=== Job ===
Go through the material below and report how many lines contain "first". Give only the number.

=== Given data ===
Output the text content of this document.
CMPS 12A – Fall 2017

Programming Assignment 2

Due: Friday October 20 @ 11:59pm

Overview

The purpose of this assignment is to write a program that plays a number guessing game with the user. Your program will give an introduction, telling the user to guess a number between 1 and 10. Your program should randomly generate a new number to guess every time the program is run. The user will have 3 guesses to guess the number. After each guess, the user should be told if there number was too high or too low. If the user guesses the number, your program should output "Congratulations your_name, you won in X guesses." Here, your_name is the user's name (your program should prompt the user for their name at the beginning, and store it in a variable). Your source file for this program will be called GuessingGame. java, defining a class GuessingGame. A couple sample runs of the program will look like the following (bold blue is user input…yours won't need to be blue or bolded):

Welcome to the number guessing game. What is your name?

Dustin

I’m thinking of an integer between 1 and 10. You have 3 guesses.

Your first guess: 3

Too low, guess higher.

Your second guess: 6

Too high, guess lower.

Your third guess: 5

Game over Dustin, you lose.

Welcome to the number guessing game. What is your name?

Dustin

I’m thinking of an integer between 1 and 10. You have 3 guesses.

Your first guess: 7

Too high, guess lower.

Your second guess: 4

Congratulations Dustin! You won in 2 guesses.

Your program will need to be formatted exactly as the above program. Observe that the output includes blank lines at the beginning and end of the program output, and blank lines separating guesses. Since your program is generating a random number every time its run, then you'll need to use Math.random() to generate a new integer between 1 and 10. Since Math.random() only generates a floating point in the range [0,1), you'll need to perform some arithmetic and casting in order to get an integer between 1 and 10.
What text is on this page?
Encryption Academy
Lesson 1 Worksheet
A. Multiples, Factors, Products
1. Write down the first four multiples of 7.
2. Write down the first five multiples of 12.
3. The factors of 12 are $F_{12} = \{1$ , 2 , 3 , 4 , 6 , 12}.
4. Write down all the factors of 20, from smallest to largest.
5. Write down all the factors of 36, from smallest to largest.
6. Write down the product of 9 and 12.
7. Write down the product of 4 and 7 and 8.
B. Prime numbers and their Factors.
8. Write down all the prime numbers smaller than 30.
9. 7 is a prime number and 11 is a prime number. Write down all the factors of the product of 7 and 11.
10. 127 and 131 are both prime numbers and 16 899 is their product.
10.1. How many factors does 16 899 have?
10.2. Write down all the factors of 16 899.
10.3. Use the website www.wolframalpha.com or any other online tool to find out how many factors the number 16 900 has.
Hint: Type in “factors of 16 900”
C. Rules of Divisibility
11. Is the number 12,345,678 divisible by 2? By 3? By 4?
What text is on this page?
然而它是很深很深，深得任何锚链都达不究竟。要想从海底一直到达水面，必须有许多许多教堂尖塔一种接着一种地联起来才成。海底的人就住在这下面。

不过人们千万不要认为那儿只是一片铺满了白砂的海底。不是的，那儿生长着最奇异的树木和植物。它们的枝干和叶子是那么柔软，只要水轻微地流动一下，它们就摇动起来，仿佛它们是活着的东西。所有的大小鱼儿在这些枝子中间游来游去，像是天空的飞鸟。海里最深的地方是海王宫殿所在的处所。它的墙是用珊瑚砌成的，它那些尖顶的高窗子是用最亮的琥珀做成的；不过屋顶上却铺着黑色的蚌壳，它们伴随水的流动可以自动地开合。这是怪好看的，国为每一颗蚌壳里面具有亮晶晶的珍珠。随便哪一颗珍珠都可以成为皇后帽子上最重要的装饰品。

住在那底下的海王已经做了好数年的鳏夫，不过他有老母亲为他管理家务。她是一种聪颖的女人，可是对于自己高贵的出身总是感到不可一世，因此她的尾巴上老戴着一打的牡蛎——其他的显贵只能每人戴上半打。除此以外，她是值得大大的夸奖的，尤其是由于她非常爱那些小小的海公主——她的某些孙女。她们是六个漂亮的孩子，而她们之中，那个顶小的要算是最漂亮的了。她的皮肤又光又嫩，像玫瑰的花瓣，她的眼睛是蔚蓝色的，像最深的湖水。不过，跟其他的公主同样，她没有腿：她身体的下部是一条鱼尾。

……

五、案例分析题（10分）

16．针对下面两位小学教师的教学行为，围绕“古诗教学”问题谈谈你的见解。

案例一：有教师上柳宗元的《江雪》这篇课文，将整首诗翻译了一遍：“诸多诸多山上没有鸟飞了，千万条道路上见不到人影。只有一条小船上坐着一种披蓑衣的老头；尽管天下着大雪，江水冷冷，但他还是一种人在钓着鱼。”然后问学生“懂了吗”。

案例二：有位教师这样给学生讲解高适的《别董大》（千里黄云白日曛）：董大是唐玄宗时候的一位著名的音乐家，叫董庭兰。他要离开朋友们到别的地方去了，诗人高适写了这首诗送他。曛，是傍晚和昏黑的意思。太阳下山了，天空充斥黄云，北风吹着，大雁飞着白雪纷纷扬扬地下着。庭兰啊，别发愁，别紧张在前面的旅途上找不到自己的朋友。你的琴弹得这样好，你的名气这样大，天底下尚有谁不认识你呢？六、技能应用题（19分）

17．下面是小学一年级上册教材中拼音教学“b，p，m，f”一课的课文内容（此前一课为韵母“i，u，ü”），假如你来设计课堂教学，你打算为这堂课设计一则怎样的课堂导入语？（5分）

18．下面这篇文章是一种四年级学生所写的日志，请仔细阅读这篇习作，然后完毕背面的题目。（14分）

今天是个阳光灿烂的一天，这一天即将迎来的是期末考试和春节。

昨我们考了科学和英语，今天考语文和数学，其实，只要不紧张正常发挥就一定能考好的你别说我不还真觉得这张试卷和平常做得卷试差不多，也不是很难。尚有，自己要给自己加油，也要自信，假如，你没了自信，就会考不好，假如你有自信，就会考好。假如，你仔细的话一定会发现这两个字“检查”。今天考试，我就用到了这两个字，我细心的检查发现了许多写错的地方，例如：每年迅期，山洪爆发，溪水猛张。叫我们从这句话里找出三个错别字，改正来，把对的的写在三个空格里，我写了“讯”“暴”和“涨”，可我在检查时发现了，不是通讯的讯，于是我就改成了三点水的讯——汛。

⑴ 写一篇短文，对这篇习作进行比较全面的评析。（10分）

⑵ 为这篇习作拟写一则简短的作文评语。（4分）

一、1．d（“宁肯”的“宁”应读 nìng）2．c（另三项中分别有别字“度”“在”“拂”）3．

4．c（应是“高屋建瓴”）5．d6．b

=== Exercise output ===
4